[Extracted data entries]
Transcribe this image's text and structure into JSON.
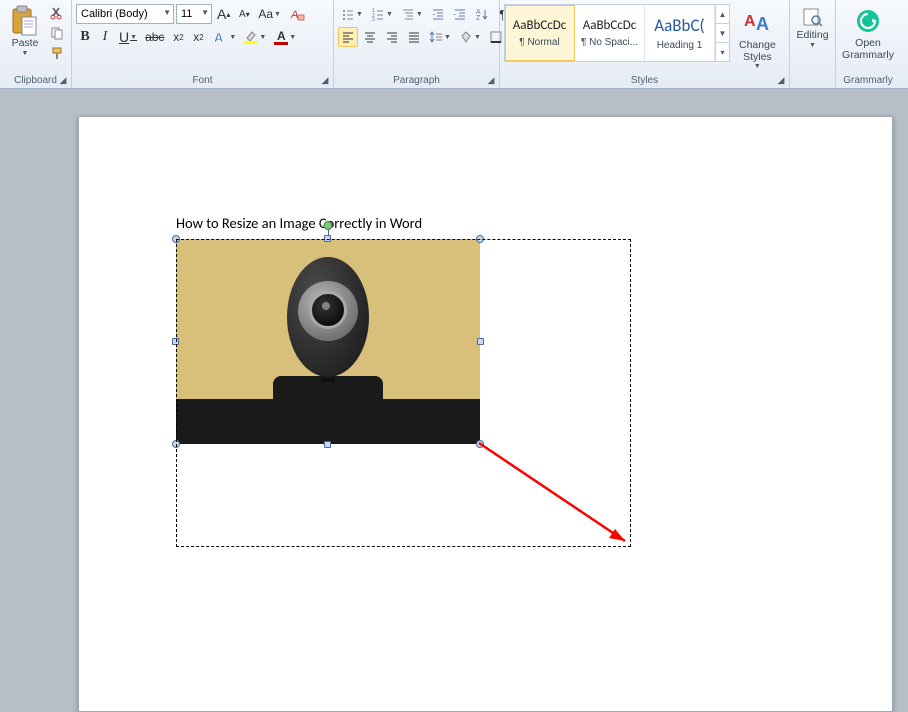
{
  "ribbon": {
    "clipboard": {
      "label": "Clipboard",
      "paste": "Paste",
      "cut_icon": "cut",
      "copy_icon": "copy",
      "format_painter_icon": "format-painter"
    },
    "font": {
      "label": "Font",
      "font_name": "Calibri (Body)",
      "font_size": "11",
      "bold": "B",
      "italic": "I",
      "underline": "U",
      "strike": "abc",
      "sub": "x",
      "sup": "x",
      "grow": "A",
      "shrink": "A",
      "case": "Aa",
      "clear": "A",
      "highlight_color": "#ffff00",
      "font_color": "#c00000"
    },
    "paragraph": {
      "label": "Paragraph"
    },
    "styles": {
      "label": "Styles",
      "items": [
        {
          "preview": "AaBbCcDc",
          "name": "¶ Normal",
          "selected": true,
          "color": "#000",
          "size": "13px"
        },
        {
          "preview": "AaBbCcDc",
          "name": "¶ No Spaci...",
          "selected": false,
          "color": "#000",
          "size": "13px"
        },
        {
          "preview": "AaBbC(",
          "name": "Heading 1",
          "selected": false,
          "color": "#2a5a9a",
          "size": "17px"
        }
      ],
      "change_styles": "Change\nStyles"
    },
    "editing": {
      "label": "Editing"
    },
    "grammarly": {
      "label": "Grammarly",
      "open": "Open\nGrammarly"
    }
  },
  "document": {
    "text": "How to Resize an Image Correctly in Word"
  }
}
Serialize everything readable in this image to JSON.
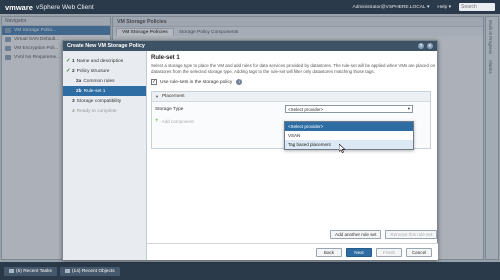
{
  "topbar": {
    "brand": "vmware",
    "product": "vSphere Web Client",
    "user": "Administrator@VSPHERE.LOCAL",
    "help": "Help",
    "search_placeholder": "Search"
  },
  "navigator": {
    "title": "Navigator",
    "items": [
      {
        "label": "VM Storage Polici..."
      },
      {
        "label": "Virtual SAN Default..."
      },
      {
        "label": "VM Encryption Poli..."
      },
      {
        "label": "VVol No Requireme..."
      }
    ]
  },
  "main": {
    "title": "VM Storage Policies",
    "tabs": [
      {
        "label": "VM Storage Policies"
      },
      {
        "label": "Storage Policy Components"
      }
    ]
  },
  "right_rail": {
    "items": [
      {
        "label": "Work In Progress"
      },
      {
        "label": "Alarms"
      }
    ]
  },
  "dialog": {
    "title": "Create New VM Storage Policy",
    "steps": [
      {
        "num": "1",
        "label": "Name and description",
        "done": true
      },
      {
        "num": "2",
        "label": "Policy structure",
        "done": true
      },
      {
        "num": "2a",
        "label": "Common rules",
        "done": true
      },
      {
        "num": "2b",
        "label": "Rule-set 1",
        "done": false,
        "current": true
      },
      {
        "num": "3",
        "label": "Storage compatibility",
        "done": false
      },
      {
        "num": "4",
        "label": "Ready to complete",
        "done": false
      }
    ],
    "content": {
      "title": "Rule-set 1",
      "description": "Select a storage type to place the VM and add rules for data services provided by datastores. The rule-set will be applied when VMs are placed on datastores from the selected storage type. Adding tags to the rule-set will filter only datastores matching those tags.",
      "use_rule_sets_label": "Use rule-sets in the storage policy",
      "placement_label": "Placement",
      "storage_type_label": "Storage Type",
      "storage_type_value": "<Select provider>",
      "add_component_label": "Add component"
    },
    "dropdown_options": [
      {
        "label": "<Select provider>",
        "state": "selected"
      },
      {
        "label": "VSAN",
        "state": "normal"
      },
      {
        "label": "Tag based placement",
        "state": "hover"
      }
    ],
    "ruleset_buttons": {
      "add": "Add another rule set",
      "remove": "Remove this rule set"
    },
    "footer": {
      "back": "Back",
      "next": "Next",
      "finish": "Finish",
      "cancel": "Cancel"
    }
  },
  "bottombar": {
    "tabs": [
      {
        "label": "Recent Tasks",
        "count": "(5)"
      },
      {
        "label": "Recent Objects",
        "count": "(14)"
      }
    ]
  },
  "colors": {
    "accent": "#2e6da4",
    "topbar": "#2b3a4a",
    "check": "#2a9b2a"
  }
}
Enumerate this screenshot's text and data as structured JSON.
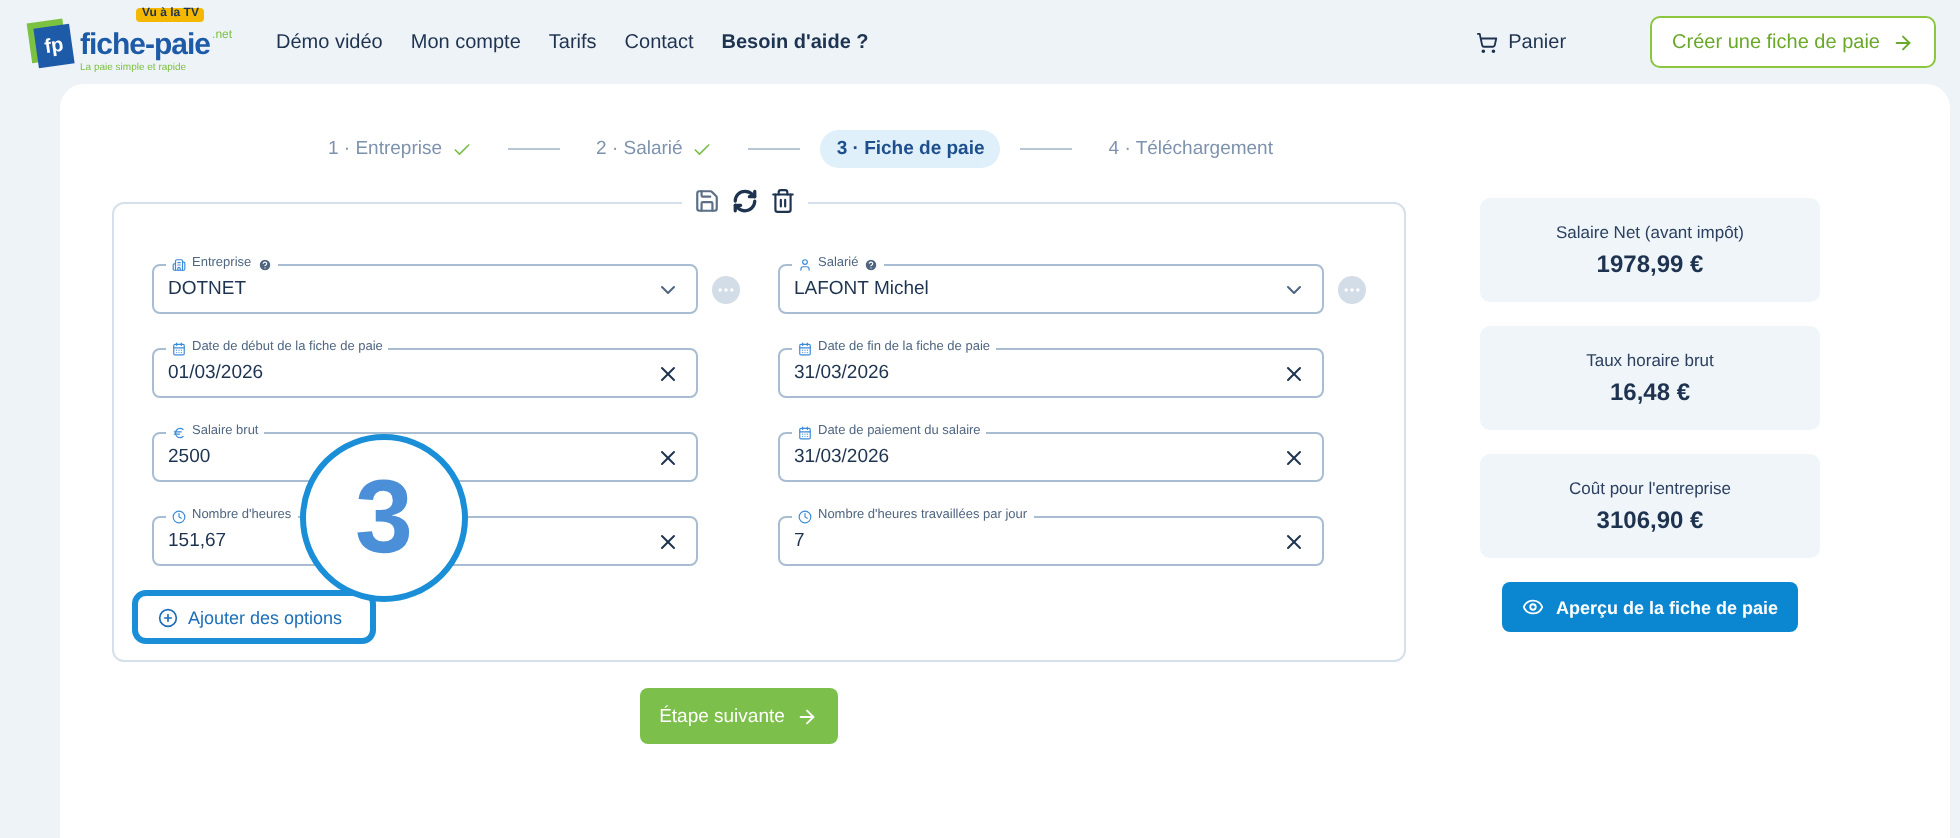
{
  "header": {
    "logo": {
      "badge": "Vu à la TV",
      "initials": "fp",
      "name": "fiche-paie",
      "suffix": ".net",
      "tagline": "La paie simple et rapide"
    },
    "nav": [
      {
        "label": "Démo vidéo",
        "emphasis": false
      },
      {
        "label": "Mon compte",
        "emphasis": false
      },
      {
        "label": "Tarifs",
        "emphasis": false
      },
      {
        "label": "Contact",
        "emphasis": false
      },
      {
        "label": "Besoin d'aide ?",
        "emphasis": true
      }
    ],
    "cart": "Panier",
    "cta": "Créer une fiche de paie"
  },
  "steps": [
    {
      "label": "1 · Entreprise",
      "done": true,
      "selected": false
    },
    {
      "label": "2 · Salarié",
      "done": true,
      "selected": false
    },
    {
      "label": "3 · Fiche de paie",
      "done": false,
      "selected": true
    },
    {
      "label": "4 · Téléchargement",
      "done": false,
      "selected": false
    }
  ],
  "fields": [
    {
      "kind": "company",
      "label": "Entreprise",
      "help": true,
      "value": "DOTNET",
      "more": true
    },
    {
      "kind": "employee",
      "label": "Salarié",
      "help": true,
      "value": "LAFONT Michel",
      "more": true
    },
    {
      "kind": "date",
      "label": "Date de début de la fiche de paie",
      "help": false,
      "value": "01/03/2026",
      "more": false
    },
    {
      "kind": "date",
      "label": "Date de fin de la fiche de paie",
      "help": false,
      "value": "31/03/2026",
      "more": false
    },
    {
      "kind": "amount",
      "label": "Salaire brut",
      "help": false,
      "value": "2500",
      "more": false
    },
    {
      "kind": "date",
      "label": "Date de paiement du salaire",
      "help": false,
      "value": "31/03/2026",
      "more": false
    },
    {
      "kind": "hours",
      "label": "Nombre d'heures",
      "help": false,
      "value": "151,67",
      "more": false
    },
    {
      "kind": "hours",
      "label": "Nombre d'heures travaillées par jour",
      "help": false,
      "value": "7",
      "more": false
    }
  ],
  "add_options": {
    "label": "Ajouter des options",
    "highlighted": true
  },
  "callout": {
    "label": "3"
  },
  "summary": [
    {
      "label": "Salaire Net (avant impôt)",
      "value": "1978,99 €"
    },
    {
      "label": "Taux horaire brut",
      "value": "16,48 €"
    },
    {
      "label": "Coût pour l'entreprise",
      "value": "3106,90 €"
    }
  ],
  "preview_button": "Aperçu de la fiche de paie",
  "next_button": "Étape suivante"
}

--- What to work on ---
Return each full line of the entries that contains the word "JSON".

--- The response ---
Transcribe this image's text and structure into JSON.
Serialize everything readable in this image to JSON.
Enumerate this screenshot's text and data as structured JSON.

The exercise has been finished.